-- Start of Records provided --

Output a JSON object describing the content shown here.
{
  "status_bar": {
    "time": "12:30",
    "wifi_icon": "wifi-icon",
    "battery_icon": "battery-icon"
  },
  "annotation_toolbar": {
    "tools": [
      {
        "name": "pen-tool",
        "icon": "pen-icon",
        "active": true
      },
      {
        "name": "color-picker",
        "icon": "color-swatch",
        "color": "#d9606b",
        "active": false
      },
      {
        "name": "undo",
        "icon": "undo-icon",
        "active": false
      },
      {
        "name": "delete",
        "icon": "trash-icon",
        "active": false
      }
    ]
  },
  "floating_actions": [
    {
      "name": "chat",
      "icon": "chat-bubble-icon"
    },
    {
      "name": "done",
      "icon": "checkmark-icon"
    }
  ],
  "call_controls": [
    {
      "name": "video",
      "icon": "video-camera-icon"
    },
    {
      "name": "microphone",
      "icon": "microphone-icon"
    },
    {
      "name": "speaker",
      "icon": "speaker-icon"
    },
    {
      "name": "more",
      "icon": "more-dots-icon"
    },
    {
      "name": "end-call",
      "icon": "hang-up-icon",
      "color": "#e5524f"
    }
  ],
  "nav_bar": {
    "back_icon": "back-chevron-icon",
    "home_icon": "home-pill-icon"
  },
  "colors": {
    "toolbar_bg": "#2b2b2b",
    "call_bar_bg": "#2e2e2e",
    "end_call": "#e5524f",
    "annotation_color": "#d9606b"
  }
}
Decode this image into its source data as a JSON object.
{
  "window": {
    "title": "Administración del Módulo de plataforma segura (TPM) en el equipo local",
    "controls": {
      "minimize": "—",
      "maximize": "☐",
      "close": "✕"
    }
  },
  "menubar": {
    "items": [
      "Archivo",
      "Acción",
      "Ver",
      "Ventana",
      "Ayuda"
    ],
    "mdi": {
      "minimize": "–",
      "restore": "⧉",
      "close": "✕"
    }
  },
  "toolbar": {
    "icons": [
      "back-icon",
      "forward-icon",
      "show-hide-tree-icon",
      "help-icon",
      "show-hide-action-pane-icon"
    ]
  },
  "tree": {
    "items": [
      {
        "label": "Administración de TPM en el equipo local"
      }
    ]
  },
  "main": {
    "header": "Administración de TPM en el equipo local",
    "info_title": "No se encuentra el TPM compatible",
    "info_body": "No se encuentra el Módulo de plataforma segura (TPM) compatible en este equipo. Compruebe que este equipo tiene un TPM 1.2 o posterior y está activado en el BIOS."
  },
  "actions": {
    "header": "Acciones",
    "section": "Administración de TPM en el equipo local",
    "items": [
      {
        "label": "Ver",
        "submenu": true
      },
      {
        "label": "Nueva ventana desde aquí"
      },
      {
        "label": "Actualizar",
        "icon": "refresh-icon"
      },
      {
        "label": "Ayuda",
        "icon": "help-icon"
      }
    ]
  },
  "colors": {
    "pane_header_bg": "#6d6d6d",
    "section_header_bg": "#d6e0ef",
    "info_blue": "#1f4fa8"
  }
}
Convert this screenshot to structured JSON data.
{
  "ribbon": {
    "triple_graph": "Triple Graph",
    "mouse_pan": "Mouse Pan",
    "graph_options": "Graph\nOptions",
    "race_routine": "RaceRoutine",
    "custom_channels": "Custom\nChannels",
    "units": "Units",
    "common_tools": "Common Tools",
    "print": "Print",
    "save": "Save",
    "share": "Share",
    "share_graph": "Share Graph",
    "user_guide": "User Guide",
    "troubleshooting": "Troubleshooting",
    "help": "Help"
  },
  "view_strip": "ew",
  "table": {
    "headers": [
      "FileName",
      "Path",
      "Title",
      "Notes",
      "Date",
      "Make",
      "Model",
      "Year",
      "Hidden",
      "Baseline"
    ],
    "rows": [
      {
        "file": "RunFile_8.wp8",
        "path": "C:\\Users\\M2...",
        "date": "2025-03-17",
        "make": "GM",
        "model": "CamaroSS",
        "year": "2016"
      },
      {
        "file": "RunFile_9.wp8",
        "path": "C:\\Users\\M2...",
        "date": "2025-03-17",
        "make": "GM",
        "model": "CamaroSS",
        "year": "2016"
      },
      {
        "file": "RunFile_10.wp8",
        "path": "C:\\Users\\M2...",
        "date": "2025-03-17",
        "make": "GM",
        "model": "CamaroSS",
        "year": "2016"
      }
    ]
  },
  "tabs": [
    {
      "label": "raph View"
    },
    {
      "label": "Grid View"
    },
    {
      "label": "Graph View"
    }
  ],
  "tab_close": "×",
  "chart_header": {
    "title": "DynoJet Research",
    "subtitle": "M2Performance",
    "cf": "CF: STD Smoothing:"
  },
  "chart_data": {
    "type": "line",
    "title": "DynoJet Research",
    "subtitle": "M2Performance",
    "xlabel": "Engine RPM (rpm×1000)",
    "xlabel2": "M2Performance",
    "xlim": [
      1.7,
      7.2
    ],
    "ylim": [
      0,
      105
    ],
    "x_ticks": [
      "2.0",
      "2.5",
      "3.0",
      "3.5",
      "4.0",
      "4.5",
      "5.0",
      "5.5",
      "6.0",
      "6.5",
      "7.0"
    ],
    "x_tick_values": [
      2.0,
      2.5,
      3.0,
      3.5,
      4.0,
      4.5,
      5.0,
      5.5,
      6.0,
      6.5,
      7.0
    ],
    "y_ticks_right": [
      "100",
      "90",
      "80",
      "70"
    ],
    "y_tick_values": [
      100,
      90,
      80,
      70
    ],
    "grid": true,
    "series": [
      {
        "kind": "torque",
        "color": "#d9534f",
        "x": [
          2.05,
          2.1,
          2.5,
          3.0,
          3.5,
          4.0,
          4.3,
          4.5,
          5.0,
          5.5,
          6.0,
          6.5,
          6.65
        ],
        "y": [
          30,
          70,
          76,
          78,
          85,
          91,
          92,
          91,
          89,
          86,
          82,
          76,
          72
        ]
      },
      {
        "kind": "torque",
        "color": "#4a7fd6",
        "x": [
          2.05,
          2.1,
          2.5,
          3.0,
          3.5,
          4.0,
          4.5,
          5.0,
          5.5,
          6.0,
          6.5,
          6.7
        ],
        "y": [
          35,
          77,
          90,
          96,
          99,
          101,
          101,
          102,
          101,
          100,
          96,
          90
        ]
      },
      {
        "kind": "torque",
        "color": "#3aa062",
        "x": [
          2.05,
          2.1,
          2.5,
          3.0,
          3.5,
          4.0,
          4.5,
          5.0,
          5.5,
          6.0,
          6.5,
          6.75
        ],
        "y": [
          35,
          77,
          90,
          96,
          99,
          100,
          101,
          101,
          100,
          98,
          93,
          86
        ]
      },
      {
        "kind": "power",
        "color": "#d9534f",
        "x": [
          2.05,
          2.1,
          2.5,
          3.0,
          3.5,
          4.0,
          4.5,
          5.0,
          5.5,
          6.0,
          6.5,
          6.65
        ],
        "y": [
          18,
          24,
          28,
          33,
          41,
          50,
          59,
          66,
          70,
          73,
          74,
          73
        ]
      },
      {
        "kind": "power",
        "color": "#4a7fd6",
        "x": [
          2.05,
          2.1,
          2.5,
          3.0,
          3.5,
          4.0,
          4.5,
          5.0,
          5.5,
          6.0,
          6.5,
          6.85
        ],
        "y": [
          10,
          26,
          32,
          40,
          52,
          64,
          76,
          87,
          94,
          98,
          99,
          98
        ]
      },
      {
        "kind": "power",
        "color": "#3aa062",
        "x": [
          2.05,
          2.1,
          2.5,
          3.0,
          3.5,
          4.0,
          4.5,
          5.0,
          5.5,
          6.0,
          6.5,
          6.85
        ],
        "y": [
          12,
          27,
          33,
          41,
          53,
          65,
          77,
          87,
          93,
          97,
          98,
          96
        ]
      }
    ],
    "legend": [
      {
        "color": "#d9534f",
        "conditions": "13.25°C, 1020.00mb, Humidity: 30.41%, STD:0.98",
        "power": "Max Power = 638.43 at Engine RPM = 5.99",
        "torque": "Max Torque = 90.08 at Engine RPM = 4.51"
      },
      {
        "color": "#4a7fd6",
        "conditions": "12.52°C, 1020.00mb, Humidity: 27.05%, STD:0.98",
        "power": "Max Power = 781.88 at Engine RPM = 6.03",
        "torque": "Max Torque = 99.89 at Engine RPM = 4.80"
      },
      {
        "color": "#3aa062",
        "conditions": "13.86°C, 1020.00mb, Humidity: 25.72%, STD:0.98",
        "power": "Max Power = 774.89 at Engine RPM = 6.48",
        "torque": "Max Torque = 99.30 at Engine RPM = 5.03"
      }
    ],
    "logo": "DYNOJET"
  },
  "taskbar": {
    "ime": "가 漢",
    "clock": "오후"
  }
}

-- End of Records provided --

▶ **Aim**
In the records above, locate every line with the string "microphone" and copy it.

▶ **Completed exercise**
      "name": "microphone",
      "icon": "microphone-icon"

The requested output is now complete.